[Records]
..........

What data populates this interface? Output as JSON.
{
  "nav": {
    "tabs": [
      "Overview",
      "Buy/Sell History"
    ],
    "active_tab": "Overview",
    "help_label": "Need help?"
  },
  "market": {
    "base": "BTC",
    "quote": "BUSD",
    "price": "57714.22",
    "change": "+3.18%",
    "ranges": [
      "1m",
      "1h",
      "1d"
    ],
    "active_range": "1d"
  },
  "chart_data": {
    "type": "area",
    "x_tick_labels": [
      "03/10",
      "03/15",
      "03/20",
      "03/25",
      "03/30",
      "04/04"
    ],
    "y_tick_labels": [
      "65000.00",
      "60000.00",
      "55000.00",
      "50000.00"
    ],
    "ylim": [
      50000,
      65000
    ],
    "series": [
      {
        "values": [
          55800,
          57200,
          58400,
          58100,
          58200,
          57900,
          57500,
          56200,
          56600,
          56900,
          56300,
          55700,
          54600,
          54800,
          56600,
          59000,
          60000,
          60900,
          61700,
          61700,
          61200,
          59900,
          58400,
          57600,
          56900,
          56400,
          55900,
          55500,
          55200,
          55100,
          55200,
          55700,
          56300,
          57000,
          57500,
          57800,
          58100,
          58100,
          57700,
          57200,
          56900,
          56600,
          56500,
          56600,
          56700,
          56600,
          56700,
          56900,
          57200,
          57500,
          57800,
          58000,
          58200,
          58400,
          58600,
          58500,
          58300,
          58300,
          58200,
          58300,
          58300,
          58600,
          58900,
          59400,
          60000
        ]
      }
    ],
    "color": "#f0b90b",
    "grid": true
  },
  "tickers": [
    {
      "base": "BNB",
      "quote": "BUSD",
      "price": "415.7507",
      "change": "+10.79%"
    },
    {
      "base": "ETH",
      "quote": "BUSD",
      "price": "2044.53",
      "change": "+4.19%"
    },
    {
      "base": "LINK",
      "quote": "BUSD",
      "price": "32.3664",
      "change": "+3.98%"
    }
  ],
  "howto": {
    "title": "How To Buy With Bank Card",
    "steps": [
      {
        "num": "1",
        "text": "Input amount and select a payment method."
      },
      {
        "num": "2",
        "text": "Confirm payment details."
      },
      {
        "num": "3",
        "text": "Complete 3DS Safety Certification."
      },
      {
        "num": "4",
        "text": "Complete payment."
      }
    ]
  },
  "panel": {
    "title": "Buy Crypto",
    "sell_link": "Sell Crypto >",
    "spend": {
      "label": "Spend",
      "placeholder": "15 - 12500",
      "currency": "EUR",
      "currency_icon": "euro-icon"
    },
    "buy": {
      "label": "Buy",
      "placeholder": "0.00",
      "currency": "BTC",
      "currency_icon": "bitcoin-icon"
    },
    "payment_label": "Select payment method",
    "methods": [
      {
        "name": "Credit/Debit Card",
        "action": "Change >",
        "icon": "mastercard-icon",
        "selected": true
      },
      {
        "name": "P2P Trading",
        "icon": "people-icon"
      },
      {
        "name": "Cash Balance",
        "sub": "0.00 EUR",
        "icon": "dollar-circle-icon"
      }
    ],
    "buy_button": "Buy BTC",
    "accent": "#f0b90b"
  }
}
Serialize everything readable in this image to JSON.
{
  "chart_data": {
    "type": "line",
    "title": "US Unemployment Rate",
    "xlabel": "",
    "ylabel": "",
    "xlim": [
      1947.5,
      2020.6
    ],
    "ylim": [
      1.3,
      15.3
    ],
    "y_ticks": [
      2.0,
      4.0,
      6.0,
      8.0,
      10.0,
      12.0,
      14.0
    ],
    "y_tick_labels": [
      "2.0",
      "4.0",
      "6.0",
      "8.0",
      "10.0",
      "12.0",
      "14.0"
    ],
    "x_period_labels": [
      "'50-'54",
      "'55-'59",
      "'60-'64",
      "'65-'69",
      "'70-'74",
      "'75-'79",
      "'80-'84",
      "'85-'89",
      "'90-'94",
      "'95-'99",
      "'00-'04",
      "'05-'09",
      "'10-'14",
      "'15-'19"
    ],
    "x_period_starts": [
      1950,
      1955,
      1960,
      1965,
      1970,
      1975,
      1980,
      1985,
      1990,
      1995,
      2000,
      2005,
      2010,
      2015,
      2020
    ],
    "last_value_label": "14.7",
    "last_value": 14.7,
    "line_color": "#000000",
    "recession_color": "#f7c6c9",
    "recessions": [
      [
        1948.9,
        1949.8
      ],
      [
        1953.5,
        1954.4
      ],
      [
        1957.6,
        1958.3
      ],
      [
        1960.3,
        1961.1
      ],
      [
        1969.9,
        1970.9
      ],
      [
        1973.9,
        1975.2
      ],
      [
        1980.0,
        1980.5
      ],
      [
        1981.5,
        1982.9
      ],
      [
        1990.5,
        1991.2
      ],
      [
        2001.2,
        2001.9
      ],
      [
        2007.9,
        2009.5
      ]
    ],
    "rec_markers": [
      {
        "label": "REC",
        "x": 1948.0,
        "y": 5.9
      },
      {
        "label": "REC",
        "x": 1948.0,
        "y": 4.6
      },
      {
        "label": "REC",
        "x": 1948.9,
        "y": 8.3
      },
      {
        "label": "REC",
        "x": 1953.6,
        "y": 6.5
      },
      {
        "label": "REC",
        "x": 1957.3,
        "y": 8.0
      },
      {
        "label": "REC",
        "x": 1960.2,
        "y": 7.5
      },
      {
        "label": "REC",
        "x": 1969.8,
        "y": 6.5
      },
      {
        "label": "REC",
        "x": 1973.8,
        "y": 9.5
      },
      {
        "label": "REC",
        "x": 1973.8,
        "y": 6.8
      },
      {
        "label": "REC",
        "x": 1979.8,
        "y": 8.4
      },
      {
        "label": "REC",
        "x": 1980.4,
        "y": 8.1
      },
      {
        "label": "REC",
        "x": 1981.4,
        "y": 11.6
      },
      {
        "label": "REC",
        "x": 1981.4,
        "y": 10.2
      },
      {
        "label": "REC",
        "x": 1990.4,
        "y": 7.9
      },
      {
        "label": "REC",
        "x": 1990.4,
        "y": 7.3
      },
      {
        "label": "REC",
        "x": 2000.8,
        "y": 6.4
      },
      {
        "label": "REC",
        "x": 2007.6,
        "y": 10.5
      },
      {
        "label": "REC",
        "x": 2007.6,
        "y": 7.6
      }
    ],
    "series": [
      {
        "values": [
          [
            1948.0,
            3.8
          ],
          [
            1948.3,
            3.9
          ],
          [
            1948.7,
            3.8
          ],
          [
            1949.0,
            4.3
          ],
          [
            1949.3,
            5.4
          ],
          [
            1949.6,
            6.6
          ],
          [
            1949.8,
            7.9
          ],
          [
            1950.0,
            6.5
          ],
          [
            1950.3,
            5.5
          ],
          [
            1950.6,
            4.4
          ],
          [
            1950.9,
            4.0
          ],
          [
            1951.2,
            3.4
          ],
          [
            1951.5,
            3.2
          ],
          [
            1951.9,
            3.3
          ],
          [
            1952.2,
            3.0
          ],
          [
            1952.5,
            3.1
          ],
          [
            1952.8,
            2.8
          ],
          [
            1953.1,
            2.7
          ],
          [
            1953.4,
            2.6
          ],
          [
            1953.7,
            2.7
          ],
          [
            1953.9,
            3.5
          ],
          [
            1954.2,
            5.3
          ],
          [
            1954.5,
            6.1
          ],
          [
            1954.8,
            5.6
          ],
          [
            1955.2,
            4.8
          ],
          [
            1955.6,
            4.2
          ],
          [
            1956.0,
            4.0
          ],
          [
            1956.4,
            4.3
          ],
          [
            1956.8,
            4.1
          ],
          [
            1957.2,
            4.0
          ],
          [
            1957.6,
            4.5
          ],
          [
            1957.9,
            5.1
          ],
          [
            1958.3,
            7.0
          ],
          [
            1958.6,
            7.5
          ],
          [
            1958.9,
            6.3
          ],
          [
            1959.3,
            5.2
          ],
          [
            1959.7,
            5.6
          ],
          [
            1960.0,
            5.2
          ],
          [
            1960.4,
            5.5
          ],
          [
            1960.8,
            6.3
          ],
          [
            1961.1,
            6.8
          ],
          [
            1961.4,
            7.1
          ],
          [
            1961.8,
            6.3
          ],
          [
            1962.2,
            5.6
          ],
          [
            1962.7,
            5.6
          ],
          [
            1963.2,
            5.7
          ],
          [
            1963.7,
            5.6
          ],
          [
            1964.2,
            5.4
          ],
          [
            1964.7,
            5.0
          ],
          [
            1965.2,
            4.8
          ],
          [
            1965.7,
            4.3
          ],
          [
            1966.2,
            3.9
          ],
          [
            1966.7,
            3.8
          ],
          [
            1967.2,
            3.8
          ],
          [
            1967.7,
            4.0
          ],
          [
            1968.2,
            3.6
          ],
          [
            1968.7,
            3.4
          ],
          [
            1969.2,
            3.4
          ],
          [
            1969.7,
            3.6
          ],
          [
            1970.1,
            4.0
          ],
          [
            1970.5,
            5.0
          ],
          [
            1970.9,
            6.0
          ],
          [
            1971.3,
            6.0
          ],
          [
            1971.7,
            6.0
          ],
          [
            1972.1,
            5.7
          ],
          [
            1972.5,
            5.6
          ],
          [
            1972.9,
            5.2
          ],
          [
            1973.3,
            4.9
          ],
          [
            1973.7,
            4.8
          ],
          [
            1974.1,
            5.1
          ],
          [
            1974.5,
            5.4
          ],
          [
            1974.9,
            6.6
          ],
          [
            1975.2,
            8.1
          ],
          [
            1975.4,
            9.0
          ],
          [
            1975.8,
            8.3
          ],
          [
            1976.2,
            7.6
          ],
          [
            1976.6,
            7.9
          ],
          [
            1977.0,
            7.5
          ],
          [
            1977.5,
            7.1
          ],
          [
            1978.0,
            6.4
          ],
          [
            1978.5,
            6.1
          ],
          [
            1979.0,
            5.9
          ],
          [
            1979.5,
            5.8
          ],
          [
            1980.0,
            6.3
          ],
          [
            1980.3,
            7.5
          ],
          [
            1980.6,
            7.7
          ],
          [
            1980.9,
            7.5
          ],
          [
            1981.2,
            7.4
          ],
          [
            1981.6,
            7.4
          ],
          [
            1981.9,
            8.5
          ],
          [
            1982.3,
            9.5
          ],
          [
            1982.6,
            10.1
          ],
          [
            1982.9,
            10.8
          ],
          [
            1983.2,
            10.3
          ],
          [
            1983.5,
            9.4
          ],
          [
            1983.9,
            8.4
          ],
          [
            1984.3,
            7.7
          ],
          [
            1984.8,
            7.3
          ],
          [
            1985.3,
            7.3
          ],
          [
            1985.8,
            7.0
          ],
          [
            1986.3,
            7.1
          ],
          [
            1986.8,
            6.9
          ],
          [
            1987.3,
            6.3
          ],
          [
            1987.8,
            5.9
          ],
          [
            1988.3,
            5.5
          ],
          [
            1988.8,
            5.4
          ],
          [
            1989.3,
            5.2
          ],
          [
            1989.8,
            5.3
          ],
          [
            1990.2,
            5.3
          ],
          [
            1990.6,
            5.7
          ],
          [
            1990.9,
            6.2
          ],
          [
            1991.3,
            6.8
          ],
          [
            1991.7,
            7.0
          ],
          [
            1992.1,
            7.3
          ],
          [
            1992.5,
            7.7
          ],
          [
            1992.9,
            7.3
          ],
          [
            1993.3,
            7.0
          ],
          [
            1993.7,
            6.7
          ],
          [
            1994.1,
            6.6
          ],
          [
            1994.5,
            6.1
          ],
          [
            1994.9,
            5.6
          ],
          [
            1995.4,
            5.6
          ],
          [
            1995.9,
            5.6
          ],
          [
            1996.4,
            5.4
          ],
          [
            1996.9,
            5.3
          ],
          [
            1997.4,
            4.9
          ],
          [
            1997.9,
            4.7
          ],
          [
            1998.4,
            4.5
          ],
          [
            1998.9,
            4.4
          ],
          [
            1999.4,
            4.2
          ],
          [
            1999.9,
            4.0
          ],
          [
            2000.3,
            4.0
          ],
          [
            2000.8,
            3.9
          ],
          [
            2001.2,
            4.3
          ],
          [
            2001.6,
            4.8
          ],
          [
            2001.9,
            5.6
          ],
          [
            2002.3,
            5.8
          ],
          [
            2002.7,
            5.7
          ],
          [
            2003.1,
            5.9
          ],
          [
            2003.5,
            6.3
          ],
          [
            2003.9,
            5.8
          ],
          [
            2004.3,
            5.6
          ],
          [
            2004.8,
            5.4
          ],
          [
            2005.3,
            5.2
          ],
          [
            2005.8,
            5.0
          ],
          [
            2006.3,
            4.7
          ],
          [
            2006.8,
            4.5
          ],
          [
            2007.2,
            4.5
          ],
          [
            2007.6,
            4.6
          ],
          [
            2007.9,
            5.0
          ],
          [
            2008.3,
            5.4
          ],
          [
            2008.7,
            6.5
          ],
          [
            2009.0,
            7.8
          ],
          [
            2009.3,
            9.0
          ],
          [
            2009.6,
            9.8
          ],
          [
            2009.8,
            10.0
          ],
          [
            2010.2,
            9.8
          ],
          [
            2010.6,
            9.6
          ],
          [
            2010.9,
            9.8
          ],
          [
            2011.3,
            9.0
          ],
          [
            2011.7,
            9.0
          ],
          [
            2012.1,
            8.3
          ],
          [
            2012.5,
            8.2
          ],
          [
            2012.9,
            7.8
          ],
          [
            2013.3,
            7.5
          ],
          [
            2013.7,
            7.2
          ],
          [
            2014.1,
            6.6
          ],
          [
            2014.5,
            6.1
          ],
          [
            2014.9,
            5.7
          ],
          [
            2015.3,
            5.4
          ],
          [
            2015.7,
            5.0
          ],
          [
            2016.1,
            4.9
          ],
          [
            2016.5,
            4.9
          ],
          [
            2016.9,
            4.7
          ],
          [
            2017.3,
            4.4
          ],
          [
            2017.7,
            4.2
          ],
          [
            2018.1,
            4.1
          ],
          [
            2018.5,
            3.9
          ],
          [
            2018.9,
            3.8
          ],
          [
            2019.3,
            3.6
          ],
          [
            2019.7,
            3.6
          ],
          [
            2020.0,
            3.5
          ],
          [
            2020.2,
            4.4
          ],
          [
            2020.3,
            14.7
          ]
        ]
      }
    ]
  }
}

..........

• [EXERCISE GOAL] Copy out every line that includes the word "icon".

• [SOLVED EXERCISE]
      "currency_icon": "euro-icon"
      "currency_icon": "bitcoin-icon"
        "icon": "mastercard-icon",
        "icon": "people-icon"
        "icon": "dollar-circle-icon"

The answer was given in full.